• WORK REQUIRED: Present every line in which the string "维护党中央权威和集中统一领导等六个方面存在的问题" appears.
=== DATA LINES ===
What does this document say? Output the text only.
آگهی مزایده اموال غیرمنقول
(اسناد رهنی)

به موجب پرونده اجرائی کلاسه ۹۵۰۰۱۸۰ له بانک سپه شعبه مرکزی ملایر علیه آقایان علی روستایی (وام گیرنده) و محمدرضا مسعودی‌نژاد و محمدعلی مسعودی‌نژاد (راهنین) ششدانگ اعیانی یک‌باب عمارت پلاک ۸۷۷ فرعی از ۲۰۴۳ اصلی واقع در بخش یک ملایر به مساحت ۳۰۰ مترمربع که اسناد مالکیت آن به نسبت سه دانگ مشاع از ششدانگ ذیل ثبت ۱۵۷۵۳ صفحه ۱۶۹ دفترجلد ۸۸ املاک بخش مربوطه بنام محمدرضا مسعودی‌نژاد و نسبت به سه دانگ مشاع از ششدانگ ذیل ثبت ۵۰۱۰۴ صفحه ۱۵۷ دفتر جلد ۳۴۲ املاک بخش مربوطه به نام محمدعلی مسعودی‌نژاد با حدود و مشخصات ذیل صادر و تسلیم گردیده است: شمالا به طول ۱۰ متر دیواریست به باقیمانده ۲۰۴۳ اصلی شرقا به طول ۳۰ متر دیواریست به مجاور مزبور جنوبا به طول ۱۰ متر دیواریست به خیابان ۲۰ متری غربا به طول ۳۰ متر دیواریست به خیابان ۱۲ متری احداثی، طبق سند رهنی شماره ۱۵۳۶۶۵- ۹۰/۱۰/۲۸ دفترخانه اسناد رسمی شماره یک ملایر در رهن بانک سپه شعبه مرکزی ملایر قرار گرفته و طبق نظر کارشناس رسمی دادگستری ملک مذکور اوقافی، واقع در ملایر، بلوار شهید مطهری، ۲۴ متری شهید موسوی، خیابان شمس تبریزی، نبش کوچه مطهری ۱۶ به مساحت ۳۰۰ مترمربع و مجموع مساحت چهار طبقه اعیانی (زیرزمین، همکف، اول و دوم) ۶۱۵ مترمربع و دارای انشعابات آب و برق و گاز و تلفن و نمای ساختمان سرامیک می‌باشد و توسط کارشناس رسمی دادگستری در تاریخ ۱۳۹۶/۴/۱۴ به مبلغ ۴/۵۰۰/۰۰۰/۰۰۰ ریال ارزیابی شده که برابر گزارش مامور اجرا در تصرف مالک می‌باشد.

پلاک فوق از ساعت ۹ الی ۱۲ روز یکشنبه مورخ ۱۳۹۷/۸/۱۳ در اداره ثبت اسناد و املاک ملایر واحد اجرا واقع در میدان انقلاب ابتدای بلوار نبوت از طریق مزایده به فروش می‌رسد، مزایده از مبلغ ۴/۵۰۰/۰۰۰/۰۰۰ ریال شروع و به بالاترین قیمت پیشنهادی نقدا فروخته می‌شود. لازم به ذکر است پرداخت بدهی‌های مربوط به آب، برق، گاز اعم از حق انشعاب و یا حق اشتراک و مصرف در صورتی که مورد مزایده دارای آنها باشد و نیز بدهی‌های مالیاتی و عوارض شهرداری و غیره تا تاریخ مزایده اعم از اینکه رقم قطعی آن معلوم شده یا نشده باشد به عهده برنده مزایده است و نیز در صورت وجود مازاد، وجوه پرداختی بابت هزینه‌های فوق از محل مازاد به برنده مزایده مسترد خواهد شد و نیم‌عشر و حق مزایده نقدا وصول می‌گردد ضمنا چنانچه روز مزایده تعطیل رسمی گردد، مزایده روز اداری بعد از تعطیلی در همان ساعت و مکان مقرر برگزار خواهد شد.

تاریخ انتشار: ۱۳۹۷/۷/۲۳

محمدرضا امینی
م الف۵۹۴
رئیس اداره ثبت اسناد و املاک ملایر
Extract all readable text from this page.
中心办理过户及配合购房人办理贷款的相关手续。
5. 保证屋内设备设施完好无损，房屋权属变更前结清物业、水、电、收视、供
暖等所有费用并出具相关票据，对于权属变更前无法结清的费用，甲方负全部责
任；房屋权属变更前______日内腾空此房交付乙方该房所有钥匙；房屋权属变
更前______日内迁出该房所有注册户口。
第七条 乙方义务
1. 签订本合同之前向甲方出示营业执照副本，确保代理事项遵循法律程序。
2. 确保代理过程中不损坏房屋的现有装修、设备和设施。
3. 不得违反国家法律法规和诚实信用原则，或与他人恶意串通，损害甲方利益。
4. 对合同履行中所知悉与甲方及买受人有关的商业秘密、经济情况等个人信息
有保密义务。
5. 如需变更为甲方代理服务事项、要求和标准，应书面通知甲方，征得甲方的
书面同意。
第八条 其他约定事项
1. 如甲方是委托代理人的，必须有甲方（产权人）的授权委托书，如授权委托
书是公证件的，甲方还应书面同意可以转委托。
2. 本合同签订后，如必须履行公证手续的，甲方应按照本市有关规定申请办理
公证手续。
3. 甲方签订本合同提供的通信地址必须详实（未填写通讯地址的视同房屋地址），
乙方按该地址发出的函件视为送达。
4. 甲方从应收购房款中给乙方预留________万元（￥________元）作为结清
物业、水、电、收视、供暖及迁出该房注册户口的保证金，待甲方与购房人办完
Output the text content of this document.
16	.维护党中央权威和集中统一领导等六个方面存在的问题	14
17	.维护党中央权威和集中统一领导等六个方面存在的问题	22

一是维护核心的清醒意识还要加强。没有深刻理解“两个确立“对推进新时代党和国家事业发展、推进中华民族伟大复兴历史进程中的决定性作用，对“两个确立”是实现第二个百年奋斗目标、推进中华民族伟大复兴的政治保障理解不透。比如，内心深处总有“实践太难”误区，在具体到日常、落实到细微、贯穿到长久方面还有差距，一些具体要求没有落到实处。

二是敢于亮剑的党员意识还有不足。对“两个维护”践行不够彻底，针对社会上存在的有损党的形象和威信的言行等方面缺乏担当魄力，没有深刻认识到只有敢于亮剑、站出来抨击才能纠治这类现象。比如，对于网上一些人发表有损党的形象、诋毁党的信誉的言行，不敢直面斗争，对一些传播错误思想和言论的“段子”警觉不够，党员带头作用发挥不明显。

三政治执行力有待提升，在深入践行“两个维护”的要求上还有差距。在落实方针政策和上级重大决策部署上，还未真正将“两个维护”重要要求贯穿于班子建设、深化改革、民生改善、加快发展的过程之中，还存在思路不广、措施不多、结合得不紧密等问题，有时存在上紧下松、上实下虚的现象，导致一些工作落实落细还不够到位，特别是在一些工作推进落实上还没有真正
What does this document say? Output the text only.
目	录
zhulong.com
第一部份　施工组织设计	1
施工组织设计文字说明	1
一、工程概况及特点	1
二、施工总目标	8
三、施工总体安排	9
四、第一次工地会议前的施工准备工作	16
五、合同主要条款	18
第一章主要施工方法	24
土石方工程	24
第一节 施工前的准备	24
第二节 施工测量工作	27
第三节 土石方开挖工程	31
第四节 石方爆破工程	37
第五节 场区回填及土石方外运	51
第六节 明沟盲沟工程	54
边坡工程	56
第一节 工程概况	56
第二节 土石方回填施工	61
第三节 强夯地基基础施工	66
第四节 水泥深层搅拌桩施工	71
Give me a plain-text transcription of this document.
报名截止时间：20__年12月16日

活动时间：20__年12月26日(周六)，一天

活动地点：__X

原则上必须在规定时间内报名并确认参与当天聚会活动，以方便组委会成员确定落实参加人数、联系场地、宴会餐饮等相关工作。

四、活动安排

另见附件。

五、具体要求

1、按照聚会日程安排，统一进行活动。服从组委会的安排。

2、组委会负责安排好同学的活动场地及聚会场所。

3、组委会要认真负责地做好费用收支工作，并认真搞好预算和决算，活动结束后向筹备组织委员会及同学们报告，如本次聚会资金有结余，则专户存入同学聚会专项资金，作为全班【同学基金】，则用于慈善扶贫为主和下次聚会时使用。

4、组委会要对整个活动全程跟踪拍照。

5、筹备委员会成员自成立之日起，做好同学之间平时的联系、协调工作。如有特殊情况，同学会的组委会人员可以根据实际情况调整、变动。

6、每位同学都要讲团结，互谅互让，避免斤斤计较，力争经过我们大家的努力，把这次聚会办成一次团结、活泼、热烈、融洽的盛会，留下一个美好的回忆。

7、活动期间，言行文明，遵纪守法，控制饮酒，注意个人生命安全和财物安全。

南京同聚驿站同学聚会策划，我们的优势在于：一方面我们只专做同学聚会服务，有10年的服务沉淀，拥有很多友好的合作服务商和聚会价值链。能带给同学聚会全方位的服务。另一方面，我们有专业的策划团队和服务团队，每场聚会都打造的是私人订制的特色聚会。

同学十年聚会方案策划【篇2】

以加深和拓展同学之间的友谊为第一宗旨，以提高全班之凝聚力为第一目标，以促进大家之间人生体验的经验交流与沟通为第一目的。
===
• TASK ANSWER:
16	.维护党中央权威和集中统一领导等六个方面存在的问题	14
17	.维护党中央权威和集中统一领导等六个方面存在的问题	22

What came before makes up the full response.